## REQUIRED WORK
The records that follow are to be repeated without alteration.

(Saved entries)

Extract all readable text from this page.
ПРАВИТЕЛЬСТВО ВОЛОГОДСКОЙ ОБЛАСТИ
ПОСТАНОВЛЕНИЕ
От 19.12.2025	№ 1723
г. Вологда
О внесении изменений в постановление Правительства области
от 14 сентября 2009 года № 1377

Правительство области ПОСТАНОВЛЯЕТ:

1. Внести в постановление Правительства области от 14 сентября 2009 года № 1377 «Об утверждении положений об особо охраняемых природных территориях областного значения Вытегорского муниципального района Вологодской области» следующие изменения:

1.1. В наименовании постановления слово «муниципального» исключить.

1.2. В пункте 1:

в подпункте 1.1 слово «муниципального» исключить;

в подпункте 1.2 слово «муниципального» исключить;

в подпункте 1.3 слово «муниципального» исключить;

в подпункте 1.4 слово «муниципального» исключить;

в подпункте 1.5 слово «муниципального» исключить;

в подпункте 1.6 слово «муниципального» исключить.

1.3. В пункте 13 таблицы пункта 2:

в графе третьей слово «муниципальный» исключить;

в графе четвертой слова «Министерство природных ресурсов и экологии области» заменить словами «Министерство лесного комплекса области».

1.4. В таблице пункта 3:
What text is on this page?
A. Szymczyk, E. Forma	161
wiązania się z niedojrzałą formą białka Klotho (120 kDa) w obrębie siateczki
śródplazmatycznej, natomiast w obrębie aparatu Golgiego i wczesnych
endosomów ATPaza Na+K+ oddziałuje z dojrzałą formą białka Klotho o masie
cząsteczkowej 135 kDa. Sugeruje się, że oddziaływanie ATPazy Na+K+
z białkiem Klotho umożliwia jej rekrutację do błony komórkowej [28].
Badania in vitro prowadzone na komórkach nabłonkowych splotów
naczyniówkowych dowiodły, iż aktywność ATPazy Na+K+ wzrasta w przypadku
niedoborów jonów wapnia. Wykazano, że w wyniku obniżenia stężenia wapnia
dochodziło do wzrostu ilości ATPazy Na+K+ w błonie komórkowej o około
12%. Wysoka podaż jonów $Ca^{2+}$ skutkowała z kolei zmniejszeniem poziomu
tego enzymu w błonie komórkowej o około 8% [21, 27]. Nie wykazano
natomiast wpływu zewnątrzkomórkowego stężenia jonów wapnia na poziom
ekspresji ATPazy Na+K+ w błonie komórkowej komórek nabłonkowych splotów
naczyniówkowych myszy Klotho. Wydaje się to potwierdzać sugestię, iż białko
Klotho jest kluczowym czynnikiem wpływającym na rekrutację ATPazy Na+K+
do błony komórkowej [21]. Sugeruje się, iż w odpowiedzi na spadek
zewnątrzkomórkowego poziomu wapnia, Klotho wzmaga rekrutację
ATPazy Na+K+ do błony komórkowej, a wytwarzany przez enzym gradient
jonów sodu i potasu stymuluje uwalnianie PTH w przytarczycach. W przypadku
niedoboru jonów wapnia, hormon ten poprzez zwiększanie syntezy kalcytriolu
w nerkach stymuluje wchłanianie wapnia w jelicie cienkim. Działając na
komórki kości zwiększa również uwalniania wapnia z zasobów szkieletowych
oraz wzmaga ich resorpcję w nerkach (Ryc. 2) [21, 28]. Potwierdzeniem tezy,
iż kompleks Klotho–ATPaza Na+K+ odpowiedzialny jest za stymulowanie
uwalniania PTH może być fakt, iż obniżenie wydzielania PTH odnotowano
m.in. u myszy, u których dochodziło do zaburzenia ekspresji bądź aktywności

## RESULT OF THIS TASK
Extract all readable text from this page.
ПРАВИТЕЛЬСТВО ВОЛОГОДСКОЙ ОБЛАСТИ
ПОСТАНОВЛЕНИЕ
От 19.12.2025	№ 1723
г. Вологда
О внесении изменений в постановление Правительства области
от 14 сентября 2009 года № 1377

Правительство области ПОСТАНОВЛЯЕТ:

1. Внести в постановление Правительства области от 14 сентября 2009 года № 1377 «Об утверждении положений об особо охраняемых природных территориях областного значения Вытегорского муниципального района Вологодской области» следующие изменения:

1.1. В наименовании постановления слово «муниципального» исключить.

1.2. В пункте 1:

в подпункте 1.1 слово «муниципального» исключить;

в подпункте 1.2 слово «муниципального» исключить;

в подпункте 1.3 слово «муниципального» исключить;

в подпункте 1.4 слово «муниципального» исключить;

в подпункте 1.5 слово «муниципального» исключить;

в подпункте 1.6 слово «муниципального» исключить.

1.3. В пункте 13 таблицы пункта 2:

в графе третьей слово «муниципальный» исключить;

в графе четвертой слова «Министерство природных ресурсов и экологии области» заменить словами «Министерство лесного комплекса области».

1.4. В таблице пункта 3:
What text is on this page?
A. Szymczyk, E. Forma	161
wiązania się z niedojrzałą formą białka Klotho (120 kDa) w obrębie siateczki
śródplazmatycznej, natomiast w obrębie aparatu Golgiego i wczesnych
endosomów ATPaza Na+K+ oddziałuje z dojrzałą formą białka Klotho o masie
cząsteczkowej 135 kDa. Sugeruje się, że oddziaływanie ATPazy Na+K+
z białkiem Klotho umożliwia jej rekrutację do błony komórkowej [28].
Badania in vitro prowadzone na komórkach nabłonkowych splotów
naczyniówkowych dowiodły, iż aktywność ATPazy Na+K+ wzrasta w przypadku
niedoborów jonów wapnia. Wykazano, że w wyniku obniżenia stężenia wapnia
dochodziło do wzrostu ilości ATPazy Na+K+ w błonie komórkowej o około
12%. Wysoka podaż jonów $Ca^{2+}$ skutkowała z kolei zmniejszeniem poziomu
tego enzymu w błonie komórkowej o około 8% [21, 27]. Nie wykazano
natomiast wpływu zewnątrzkomórkowego stężenia jonów wapnia na poziom
ekspresji ATPazy Na+K+ w błonie komórkowej komórek nabłonkowych splotów
naczyniówkowych myszy Klotho. Wydaje się to potwierdzać sugestię, iż białko
Klotho jest kluczowym czynnikiem wpływającym na rekrutację ATPazy Na+K+
do błony komórkowej [21]. Sugeruje się, iż w odpowiedzi na spadek
zewnątrzkomórkowego poziomu wapnia, Klotho wzmaga rekrutację
ATPazy Na+K+ do błony komórkowej, a wytwarzany przez enzym gradient
jonów sodu i potasu stymuluje uwalnianie PTH w przytarczycach. W przypadku
niedoboru jonów wapnia, hormon ten poprzez zwiększanie syntezy kalcytriolu
w nerkach stymuluje wchłanianie wapnia w jelicie cienkim. Działając na
komórki kości zwiększa również uwalniania wapnia z zasobów szkieletowych
oraz wzmaga ich resorpcję w nerkach (Ryc. 2) [21, 28]. Potwierdzeniem tezy,
iż kompleks Klotho–ATPaza Na+K+ odpowiedzialny jest za stymulowanie
uwalniania PTH może być fakt, iż obniżenie wydzielania PTH odnotowano
m.in. u myszy, u których dochodziło do zaburzenia ekspresji bądź aktywności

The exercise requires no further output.